### [Description of the task]
Gather all lines in the records below that include the word "stored".
## BEGIN
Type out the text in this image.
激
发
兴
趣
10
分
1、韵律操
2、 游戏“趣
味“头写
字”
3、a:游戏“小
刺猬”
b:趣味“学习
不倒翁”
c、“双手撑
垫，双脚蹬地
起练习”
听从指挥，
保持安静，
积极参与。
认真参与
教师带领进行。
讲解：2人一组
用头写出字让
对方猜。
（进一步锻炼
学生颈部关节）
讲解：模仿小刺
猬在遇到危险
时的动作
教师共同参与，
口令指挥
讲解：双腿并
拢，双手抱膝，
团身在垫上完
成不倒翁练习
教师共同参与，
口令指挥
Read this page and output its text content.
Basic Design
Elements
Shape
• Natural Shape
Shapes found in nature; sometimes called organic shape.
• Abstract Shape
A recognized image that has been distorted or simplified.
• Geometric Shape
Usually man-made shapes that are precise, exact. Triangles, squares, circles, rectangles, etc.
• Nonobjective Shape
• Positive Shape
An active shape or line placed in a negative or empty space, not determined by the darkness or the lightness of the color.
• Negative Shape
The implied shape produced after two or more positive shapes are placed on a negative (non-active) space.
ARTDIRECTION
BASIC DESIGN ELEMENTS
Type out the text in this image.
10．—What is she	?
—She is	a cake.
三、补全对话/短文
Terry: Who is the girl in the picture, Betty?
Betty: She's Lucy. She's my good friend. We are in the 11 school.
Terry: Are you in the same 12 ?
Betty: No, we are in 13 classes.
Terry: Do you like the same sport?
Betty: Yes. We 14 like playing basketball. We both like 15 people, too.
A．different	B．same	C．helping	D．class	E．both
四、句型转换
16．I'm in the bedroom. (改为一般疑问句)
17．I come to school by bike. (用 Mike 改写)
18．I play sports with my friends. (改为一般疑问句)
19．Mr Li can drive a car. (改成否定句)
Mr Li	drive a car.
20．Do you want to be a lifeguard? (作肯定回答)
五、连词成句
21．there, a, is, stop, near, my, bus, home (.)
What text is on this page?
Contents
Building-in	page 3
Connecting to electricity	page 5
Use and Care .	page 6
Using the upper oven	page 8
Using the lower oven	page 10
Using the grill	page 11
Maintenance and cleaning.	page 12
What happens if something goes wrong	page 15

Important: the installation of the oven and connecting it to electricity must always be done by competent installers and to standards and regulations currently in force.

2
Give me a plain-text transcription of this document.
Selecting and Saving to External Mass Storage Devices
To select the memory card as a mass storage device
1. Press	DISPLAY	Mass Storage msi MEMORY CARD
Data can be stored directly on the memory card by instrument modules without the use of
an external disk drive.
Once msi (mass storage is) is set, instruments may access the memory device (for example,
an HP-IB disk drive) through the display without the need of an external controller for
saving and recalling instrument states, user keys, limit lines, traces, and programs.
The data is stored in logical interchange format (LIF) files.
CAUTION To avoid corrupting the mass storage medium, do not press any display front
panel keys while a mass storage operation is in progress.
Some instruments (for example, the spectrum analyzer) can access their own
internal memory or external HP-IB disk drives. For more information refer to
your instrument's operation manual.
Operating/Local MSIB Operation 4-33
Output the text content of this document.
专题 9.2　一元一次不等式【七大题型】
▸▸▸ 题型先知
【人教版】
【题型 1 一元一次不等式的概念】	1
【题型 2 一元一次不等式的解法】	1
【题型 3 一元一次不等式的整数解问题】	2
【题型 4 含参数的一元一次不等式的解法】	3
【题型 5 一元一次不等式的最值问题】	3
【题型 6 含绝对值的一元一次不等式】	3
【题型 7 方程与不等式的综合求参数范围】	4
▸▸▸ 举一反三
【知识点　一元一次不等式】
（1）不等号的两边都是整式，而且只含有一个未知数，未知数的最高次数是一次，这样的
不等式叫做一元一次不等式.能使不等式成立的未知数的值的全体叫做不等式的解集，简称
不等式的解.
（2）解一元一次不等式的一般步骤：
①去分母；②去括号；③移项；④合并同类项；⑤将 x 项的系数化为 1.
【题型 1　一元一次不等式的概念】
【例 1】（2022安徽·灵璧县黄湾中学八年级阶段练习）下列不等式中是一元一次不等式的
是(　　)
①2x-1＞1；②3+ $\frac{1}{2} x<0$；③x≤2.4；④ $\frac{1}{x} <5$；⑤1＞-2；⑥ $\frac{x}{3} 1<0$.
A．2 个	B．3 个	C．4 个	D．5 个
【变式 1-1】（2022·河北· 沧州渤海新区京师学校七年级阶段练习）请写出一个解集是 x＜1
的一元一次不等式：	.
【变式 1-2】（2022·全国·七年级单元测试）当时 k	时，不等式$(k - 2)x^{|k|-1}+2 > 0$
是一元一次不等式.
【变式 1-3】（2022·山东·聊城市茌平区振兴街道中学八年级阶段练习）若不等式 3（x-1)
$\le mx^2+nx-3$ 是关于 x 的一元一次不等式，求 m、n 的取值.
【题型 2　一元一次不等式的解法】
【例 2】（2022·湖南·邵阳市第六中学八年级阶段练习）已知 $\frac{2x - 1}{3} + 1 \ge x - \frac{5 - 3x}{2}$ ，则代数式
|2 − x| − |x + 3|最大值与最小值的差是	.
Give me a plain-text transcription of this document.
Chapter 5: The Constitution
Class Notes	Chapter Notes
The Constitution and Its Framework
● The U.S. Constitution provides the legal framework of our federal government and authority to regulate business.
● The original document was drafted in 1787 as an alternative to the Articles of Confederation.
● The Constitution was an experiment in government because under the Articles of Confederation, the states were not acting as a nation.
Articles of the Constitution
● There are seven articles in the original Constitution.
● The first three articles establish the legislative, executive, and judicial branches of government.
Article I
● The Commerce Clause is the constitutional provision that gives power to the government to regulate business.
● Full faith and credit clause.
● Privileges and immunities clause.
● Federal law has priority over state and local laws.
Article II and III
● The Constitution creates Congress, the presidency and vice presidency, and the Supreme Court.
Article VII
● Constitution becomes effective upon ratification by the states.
## END
### [Written solution]
Data can be stored directly on the memory card by instrument modules without the use of
The data is stored in logical interchange format (LIF) files.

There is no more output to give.